_Exercise directions_
Your task is to reproduce the entries below word for word.

_Given information_
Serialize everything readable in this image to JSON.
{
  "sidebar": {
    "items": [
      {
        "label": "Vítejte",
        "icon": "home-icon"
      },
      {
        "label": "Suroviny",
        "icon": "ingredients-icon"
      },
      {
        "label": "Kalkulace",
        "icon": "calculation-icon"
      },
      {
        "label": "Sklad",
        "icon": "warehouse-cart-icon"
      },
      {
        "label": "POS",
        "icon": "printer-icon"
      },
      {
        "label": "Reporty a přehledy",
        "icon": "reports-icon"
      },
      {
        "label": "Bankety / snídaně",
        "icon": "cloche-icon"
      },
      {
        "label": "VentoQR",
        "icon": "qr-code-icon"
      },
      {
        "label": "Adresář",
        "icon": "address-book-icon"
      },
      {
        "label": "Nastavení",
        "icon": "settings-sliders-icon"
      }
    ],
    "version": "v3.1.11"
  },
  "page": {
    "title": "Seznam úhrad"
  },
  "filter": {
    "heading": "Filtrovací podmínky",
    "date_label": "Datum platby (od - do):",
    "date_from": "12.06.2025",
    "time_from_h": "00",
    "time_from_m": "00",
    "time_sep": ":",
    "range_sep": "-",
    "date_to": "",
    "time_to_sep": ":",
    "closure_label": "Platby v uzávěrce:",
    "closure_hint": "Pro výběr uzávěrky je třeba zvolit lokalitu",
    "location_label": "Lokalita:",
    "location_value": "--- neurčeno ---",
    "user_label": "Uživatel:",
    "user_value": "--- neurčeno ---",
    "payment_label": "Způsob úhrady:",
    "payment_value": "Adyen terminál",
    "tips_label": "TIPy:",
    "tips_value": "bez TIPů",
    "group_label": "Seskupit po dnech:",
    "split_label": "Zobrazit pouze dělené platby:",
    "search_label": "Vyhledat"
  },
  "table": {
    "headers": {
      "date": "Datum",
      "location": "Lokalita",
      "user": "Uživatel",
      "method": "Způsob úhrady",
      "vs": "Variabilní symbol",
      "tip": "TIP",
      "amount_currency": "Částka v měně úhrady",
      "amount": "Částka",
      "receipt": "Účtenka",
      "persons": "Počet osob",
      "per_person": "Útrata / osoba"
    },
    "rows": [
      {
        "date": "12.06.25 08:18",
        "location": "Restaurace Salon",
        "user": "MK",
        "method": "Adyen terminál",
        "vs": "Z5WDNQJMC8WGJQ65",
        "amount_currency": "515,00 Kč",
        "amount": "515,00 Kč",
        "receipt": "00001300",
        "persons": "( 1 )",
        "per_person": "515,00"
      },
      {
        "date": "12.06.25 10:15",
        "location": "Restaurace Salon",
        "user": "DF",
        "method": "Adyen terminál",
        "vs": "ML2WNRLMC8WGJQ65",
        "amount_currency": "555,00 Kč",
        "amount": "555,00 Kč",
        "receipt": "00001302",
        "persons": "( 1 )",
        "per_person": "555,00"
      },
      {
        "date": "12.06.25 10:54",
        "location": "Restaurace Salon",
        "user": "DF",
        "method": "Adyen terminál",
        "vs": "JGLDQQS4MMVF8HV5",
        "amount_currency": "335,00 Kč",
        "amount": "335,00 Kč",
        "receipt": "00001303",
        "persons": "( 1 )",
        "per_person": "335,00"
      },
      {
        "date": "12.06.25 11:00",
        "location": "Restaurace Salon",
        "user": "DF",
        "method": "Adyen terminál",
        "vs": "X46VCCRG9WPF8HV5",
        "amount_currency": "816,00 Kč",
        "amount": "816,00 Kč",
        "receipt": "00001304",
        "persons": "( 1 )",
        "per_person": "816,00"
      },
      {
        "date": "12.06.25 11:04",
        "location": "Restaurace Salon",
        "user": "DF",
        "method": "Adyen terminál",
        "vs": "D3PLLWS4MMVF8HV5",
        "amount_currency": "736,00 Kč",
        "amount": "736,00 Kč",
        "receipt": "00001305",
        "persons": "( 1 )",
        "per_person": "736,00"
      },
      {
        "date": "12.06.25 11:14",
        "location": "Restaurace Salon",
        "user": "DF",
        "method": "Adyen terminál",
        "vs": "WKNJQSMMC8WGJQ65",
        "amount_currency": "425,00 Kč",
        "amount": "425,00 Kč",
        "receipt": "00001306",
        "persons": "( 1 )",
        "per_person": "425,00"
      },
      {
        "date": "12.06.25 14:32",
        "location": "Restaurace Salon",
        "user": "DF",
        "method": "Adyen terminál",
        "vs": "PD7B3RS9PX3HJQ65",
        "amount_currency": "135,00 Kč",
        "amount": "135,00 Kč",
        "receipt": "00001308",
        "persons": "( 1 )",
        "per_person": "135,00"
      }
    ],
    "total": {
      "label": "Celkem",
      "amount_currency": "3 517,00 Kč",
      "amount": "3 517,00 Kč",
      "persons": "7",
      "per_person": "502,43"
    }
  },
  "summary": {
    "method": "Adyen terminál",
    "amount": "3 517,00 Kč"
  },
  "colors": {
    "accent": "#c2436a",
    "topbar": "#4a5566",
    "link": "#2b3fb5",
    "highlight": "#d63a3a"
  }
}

_Task answer_
Serialize everything readable in this image to JSON.
{
  "sidebar": {
    "items": [
      {
        "label": "Vítejte",
        "icon": "home-icon"
      },
      {
        "label": "Suroviny",
        "icon": "ingredients-icon"
      },
      {
        "label": "Kalkulace",
        "icon": "calculation-icon"
      },
      {
        "label": "Sklad",
        "icon": "warehouse-cart-icon"
      },
      {
        "label": "POS",
        "icon": "printer-icon"
      },
      {
        "label": "Reporty a přehledy",
        "icon": "reports-icon"
      },
      {
        "label": "Bankety / snídaně",
        "icon": "cloche-icon"
      },
      {
        "label": "VentoQR",
        "icon": "qr-code-icon"
      },
      {
        "label": "Adresář",
        "icon": "address-book-icon"
      },
      {
        "label": "Nastavení",
        "icon": "settings-sliders-icon"
      }
    ],
    "version": "v3.1.11"
  },
  "page": {
    "title": "Seznam úhrad"
  },
  "filter": {
    "heading": "Filtrovací podmínky",
    "date_label": "Datum platby (od - do):",
    "date_from": "12.06.2025",
    "time_from_h": "00",
    "time_from_m": "00",
    "time_sep": ":",
    "range_sep": "-",
    "date_to": "",
    "time_to_sep": ":",
    "closure_label": "Platby v uzávěrce:",
    "closure_hint": "Pro výběr uzávěrky je třeba zvolit lokalitu",
    "location_label": "Lokalita:",
    "location_value": "--- neurčeno ---",
    "user_label": "Uživatel:",
    "user_value": "--- neurčeno ---",
    "payment_label": "Způsob úhrady:",
    "payment_value": "Adyen terminál",
    "tips_label": "TIPy:",
    "tips_value": "bez TIPů",
    "group_label": "Seskupit po dnech:",
    "split_label": "Zobrazit pouze dělené platby:",
    "search_label": "Vyhledat"
  },
  "table": {
    "headers": {
      "date": "Datum",
      "location": "Lokalita",
      "user": "Uživatel",
      "method": "Způsob úhrady",
      "vs": "Variabilní symbol",
      "tip": "TIP",
      "amount_currency": "Částka v měně úhrady",
      "amount": "Částka",
      "receipt": "Účtenka",
      "persons": "Počet osob",
      "per_person": "Útrata / osoba"
    },
    "rows": [
      {
        "date": "12.06.25 08:18",
        "location": "Restaurace Salon",
        "user": "MK",
        "method": "Adyen terminál",
        "vs": "Z5WDNQJMC8WGJQ65",
        "amount_currency": "515,00 Kč",
        "amount": "515,00 Kč",
        "receipt": "00001300",
        "persons": "( 1 )",
        "per_person": "515,00"
      },
      {
        "date": "12.06.25 10:15",
        "location": "Restaurace Salon",
        "user": "DF",
        "method": "Adyen terminál",
        "vs": "ML2WNRLMC8WGJQ65",
        "amount_currency": "555,00 Kč",
        "amount": "555,00 Kč",
        "receipt": "00001302",
        "persons": "( 1 )",
        "per_person": "555,00"
      },
      {
        "date": "12.06.25 10:54",
        "location": "Restaurace Salon",
        "user": "DF",
        "method": "Adyen terminál",
        "vs": "JGLDQQS4MMVF8HV5",
        "amount_currency": "335,00 Kč",
        "amount": "335,00 Kč",
        "receipt": "00001303",
        "persons": "( 1 )",
        "per_person": "335,00"
      },
      {
        "date": "12.06.25 11:00",
        "location": "Restaurace Salon",
        "user": "DF",
        "method": "Adyen terminál",
        "vs": "X46VCCRG9WPF8HV5",
        "amount_currency": "816,00 Kč",
        "amount": "816,00 Kč",
        "receipt": "00001304",
        "persons": "( 1 )",
        "per_person": "816,00"
      },
      {
        "date": "12.06.25 11:04",
        "location": "Restaurace Salon",
        "user": "DF",
        "method": "Adyen terminál",
        "vs": "D3PLLWS4MMVF8HV5",
        "amount_currency": "736,00 Kč",
        "amount": "736,00 Kč",
        "receipt": "00001305",
        "persons": "( 1 )",
        "per_person": "736,00"
      },
      {
        "date": "12.06.25 11:14",
        "location": "Restaurace Salon",
        "user": "DF",
        "method": "Adyen terminál",
        "vs": "WKNJQSMMC8WGJQ65",
        "amount_currency": "425,00 Kč",
        "amount": "425,00 Kč",
        "receipt": "00001306",
        "persons": "( 1 )",
        "per_person": "425,00"
      },
      {
        "date": "12.06.25 14:32",
        "location": "Restaurace Salon",
        "user": "DF",
        "method": "Adyen terminál",
        "vs": "PD7B3RS9PX3HJQ65",
        "amount_currency": "135,00 Kč",
        "amount": "135,00 Kč",
        "receipt": "00001308",
        "persons": "( 1 )",
        "per_person": "135,00"
      }
    ],
    "total": {
      "label": "Celkem",
      "amount_currency": "3 517,00 Kč",
      "amount": "3 517,00 Kč",
      "persons": "7",
      "per_person": "502,43"
    }
  },
  "summary": {
    "method": "Adyen terminál",
    "amount": "3 517,00 Kč"
  },
  "colors": {
    "accent": "#c2436a",
    "topbar": "#4a5566",
    "link": "#2b3fb5",
    "highlight": "#d63a3a"
  }
}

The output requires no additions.